▶ Task brief:
Report how many lines of the entries below contain the word "legend", and nothing more.

▶ Document structure recognition data:
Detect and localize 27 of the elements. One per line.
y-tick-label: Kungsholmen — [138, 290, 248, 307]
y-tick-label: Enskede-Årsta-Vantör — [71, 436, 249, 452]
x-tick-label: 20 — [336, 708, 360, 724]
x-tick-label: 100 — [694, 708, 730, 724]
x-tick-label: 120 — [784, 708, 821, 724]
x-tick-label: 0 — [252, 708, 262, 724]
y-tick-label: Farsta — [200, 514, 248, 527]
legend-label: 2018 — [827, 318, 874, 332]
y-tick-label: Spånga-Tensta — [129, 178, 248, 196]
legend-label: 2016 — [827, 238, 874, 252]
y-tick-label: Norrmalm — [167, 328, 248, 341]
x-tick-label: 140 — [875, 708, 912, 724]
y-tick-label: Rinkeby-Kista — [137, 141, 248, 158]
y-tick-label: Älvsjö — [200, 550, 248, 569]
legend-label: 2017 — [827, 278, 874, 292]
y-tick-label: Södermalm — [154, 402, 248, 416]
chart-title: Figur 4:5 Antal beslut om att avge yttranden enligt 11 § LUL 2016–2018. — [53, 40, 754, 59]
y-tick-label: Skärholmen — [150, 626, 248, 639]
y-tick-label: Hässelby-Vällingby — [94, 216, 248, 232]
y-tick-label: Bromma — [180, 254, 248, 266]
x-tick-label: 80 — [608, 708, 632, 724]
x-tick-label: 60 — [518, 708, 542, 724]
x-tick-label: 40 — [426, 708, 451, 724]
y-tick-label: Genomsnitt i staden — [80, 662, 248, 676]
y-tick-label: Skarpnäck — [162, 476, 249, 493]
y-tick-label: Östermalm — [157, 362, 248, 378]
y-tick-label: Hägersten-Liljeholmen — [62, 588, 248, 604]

▶ Result of the task:
3